* _SET TASK_
Read through the entries below and return each line with the word "upper".

* _INPUT_
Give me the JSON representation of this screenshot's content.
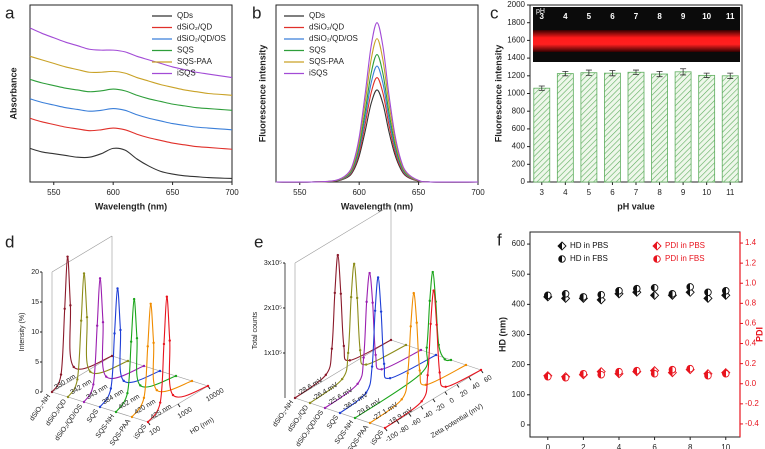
{
  "chart_data": [
    {
      "type": "line",
      "label": "a",
      "xlabel": "Wavelength  (nm)",
      "ylabel": "Absorbance",
      "legend": "upper right",
      "xlim": [
        530,
        700
      ],
      "xticks": [
        550,
        600,
        650,
        700
      ],
      "ylim": [
        0,
        10
      ],
      "x": [
        530,
        540,
        550,
        560,
        570,
        580,
        590,
        600,
        610,
        620,
        630,
        640,
        650,
        660,
        670,
        680,
        690,
        700
      ],
      "series": [
        {
          "name": "QDs",
          "color": "#333333",
          "values": [
            1.9,
            1.7,
            1.6,
            1.5,
            1.4,
            1.4,
            1.6,
            1.9,
            1.8,
            1.3,
            0.9,
            0.6,
            0.45,
            0.35,
            0.3,
            0.25,
            0.22,
            0.2
          ]
        },
        {
          "name": "dSiO₂/QD",
          "color": "#e0302a",
          "values": [
            3.6,
            3.4,
            3.25,
            3.1,
            3.0,
            2.9,
            2.95,
            3.05,
            2.95,
            2.7,
            2.5,
            2.35,
            2.2,
            2.1,
            2.0,
            1.95,
            1.9,
            1.85
          ]
        },
        {
          "name": "dSiO₂/QD/OS",
          "color": "#3b7fd9",
          "values": [
            4.7,
            4.5,
            4.35,
            4.2,
            4.1,
            4.0,
            4.05,
            4.15,
            4.05,
            3.8,
            3.6,
            3.45,
            3.3,
            3.2,
            3.1,
            3.05,
            3.0,
            2.95
          ]
        },
        {
          "name": "SQS",
          "color": "#2e9e3a",
          "values": [
            5.8,
            5.6,
            5.45,
            5.3,
            5.2,
            5.1,
            5.15,
            5.25,
            5.15,
            4.9,
            4.7,
            4.55,
            4.4,
            4.3,
            4.2,
            4.15,
            4.1,
            4.05
          ]
        },
        {
          "name": "SQS-PAA",
          "color": "#c9a227",
          "values": [
            7.1,
            6.9,
            6.7,
            6.5,
            6.35,
            6.2,
            6.2,
            6.25,
            6.15,
            5.9,
            5.7,
            5.5,
            5.35,
            5.2,
            5.1,
            5.0,
            4.95,
            4.9
          ]
        },
        {
          "name": "iSQS",
          "color": "#a24bd6",
          "values": [
            8.7,
            8.4,
            8.15,
            7.9,
            7.7,
            7.5,
            7.45,
            7.45,
            7.35,
            7.1,
            6.9,
            6.7,
            6.5,
            6.35,
            6.2,
            6.1,
            6.0,
            5.9
          ]
        }
      ]
    },
    {
      "type": "line",
      "label": "b",
      "xlabel": "Wavelength  (nm)",
      "ylabel": "Fluorescence intensity",
      "legend": "upper left",
      "xlim": [
        530,
        700
      ],
      "xticks": [
        550,
        600,
        650,
        700
      ],
      "ylim": [
        0,
        10
      ],
      "x": [
        530,
        560,
        580,
        590,
        595,
        600,
        605,
        610,
        615,
        620,
        625,
        630,
        635,
        640,
        650,
        660,
        700
      ],
      "series": [
        {
          "name": "QDs",
          "color": "#333333",
          "values": [
            0,
            0,
            0.05,
            0.26,
            0.62,
            1.46,
            2.86,
            4.42,
            5.2,
            4.42,
            2.86,
            1.56,
            0.73,
            0.31,
            0.05,
            0,
            0
          ]
        },
        {
          "name": "dSiO₂/QD",
          "color": "#e0302a",
          "values": [
            0,
            0,
            0.06,
            0.3,
            0.71,
            1.65,
            3.25,
            5.02,
            5.9,
            5.02,
            3.25,
            1.77,
            0.83,
            0.35,
            0.06,
            0,
            0
          ]
        },
        {
          "name": "dSiO₂/QD/OS",
          "color": "#3b7fd9",
          "values": [
            0,
            0,
            0.07,
            0.33,
            0.79,
            1.83,
            3.6,
            5.57,
            6.55,
            5.57,
            3.6,
            1.97,
            0.92,
            0.39,
            0.07,
            0,
            0
          ]
        },
        {
          "name": "SQS",
          "color": "#2e9e3a",
          "values": [
            0,
            0,
            0.07,
            0.36,
            0.86,
            2.02,
            3.96,
            6.12,
            7.2,
            6.12,
            3.96,
            2.16,
            1.01,
            0.43,
            0.07,
            0,
            0
          ]
        },
        {
          "name": "SQS-PAA",
          "color": "#c9a227",
          "values": [
            0,
            0,
            0.08,
            0.41,
            0.97,
            2.27,
            4.46,
            6.89,
            8.1,
            6.89,
            4.46,
            2.43,
            1.13,
            0.49,
            0.08,
            0,
            0
          ]
        },
        {
          "name": "iSQS",
          "color": "#a24bd6",
          "values": [
            0,
            0,
            0.09,
            0.45,
            1.08,
            2.52,
            4.95,
            7.65,
            9.0,
            7.65,
            4.95,
            2.7,
            1.26,
            0.54,
            0.09,
            0,
            0
          ]
        }
      ]
    },
    {
      "type": "bar",
      "label": "c",
      "xlabel": "pH value",
      "ylabel": "Fluorescence intensity",
      "inset_label": "pH",
      "color": "#5fae5f",
      "categories": [
        "3",
        "4",
        "5",
        "6",
        "7",
        "8",
        "9",
        "10",
        "11"
      ],
      "values": [
        1060,
        1225,
        1235,
        1230,
        1240,
        1220,
        1245,
        1205,
        1200
      ],
      "errors": [
        25,
        25,
        30,
        30,
        25,
        30,
        35,
        25,
        30
      ],
      "ylim": [
        0,
        2000
      ],
      "yticks": [
        0,
        200,
        400,
        600,
        800,
        1000,
        1200,
        1400,
        1600,
        1800,
        2000
      ]
    },
    {
      "type": "waterfall",
      "label": "d",
      "xlabel": "HD (nm)",
      "ylabel": "Intensity (%)",
      "xlog": true,
      "xlim": [
        100,
        10000
      ],
      "xticks": [
        100,
        1000,
        10000
      ],
      "ylim": [
        0,
        20
      ],
      "yticks": [
        0,
        5,
        10,
        15,
        20
      ],
      "series": [
        {
          "name": "dSiO₂-NH",
          "annotation": "330 nm",
          "color": "#8b1a2b",
          "x": [
            100,
            200,
            265,
            330,
            410,
            530,
            10000
          ],
          "values": [
            0,
            2,
            12.6,
            21,
            12.6,
            2,
            0
          ]
        },
        {
          "name": "dSiO₂/QD",
          "annotation": "342 nm",
          "color": "#8c8c1a",
          "x": [
            100,
            205,
            275,
            342,
            430,
            550,
            10000
          ],
          "values": [
            0,
            2,
            11.4,
            19,
            11.4,
            2,
            0
          ]
        },
        {
          "name": "dSiO₂/QD/OS",
          "annotation": "343 nm",
          "color": "#9b1fb0",
          "x": [
            100,
            205,
            275,
            343,
            430,
            550,
            10000
          ],
          "values": [
            0,
            2,
            11.4,
            19,
            11.4,
            2,
            0
          ]
        },
        {
          "name": "SQS",
          "annotation": "384 nm",
          "color": "#1f3fd6",
          "x": [
            100,
            230,
            305,
            384,
            480,
            615,
            10000
          ],
          "values": [
            0,
            2,
            10.8,
            18,
            10.8,
            2,
            0
          ]
        },
        {
          "name": "SQS-NH",
          "annotation": "402 nm",
          "color": "#1aa51a",
          "x": [
            100,
            240,
            320,
            402,
            500,
            645,
            10000
          ],
          "values": [
            0,
            2,
            10.2,
            17,
            10.2,
            2,
            0
          ]
        },
        {
          "name": "SQS-PAA",
          "annotation": "420 nm",
          "color": "#f08c00",
          "x": [
            100,
            250,
            335,
            420,
            525,
            670,
            10000
          ],
          "values": [
            0,
            2,
            10.2,
            17,
            10.2,
            2,
            0
          ]
        },
        {
          "name": "iSQS",
          "annotation": "425 nm",
          "color": "#e8141e",
          "x": [
            100,
            255,
            340,
            425,
            530,
            680,
            10000
          ],
          "values": [
            0,
            2,
            11.4,
            19,
            11.4,
            2,
            0
          ]
        }
      ]
    },
    {
      "type": "waterfall",
      "label": "e",
      "xlabel": "Zeta potential (mV)",
      "ylabel": "Total counts",
      "xlog": false,
      "xlim": [
        -100,
        60
      ],
      "xticks": [
        -100,
        -80,
        -60,
        -40,
        -20,
        0,
        20,
        40,
        60
      ],
      "ylim": [
        0,
        300000
      ],
      "yticks": [
        {
          "value": 100000,
          "label": "1x10⁵"
        },
        {
          "value": 200000,
          "label": "2x10⁵"
        },
        {
          "value": 300000,
          "label": "3x10⁵"
        }
      ],
      "series": [
        {
          "name": "dSiO₂-NH",
          "annotation": "-28.6 mV",
          "color": "#8b1a2b",
          "x": [
            -100,
            -48.6,
            -38.6,
            -33.6,
            -28.6,
            -23.6,
            -18.6,
            -8.6,
            60
          ],
          "values": [
            0,
            10000,
            60000,
            180000,
            260000,
            170000,
            50000,
            10000,
            0
          ]
        },
        {
          "name": "dSiO₂/QD",
          "annotation": "-26.4 mV",
          "color": "#8c8c1a",
          "x": [
            -100,
            -46.4,
            -36.4,
            -31.4,
            -26.4,
            -21.4,
            -16.4,
            -6.4,
            60
          ],
          "values": [
            0,
            10000,
            60000,
            180000,
            250000,
            170000,
            50000,
            10000,
            0
          ]
        },
        {
          "name": "dSiO₂/QD/OS",
          "annotation": "-25.6 mV",
          "color": "#9b1fb0",
          "x": [
            -100,
            -45.6,
            -35.6,
            -30.6,
            -25.6,
            -20.6,
            -15.6,
            -5.6,
            60
          ],
          "values": [
            0,
            10000,
            60000,
            180000,
            240000,
            170000,
            50000,
            10000,
            0
          ]
        },
        {
          "name": "SQS",
          "annotation": "-36.5 mV",
          "color": "#1f3fd6",
          "x": [
            -100,
            -56.5,
            -46.5,
            -41.5,
            -36.5,
            -31.5,
            -26.5,
            -16.5,
            60
          ],
          "values": [
            0,
            10000,
            60000,
            180000,
            250000,
            170000,
            50000,
            10000,
            0
          ]
        },
        {
          "name": "SQS-NH",
          "annotation": "29.6 mV",
          "color": "#1aa51a",
          "x": [
            -100,
            9.6,
            19.6,
            24.6,
            29.6,
            34.6,
            39.6,
            49.6,
            60
          ],
          "values": [
            0,
            10000,
            60000,
            160000,
            220000,
            150000,
            50000,
            10000,
            0
          ]
        },
        {
          "name": "SQS-PAA",
          "annotation": "-27.1 mV",
          "color": "#f08c00",
          "x": [
            -100,
            -47.1,
            -37.1,
            -32.1,
            -27.1,
            -22.1,
            -17.1,
            -7.1,
            60
          ],
          "values": [
            0,
            10000,
            60000,
            160000,
            230000,
            160000,
            50000,
            10000,
            0
          ]
        },
        {
          "name": "iSQS",
          "annotation": "-18.9 mV",
          "color": "#e8141e",
          "x": [
            -100,
            -38.9,
            -28.9,
            -23.9,
            -18.9,
            -13.9,
            -8.9,
            1.1,
            60
          ],
          "values": [
            0,
            10000,
            60000,
            170000,
            240000,
            160000,
            50000,
            10000,
            0
          ]
        }
      ]
    },
    {
      "type": "scatter",
      "label": "f",
      "xlabel": "Time (day)",
      "ylabel": "HD (nm)",
      "y2label": "PDI",
      "xlim": [
        -1,
        10.8
      ],
      "xticks": [
        0,
        2,
        4,
        6,
        8,
        10
      ],
      "ylim": [
        -40,
        640
      ],
      "yticks": [
        0,
        100,
        200,
        300,
        400,
        500,
        600
      ],
      "y2lim": [
        -0.53,
        1.51
      ],
      "y2ticks": [
        -0.4,
        -0.2,
        {
          "value": 0,
          "label": "0.0"
        },
        0.2,
        0.4,
        0.6,
        0.8,
        {
          "value": 1,
          "label": "1.0"
        },
        1.2,
        1.4
      ],
      "x": [
        0,
        1,
        2,
        3,
        4,
        5,
        6,
        7,
        8,
        9,
        10
      ],
      "series": [
        {
          "name": "HD in PBS",
          "color": "#111111",
          "marker": "diamond",
          "values": [
            425,
            420,
            420,
            415,
            435,
            440,
            430,
            430,
            440,
            420,
            430
          ]
        },
        {
          "name": "HD in FBS",
          "color": "#111111",
          "marker": "circle",
          "values": [
            430,
            435,
            425,
            432,
            445,
            452,
            455,
            435,
            458,
            440,
            445
          ]
        },
        {
          "name": "PDI in PBS",
          "color": "#e8141e",
          "marker": "diamond",
          "axis": "y2",
          "values": [
            0.08,
            0.07,
            0.09,
            0.12,
            0.1,
            0.12,
            0.13,
            0.11,
            0.14,
            0.1,
            0.11
          ]
        },
        {
          "name": "PDI in FBS",
          "color": "#e8141e",
          "marker": "circle",
          "axis": "y2",
          "values": [
            0.07,
            0.06,
            0.1,
            0.09,
            0.12,
            0.13,
            0.1,
            0.14,
            0.15,
            0.08,
            0.1
          ]
        }
      ]
    }
  ]
}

* _EXERCISE OUTPUT_
      "legend": "upper right",
      "legend": "upper left",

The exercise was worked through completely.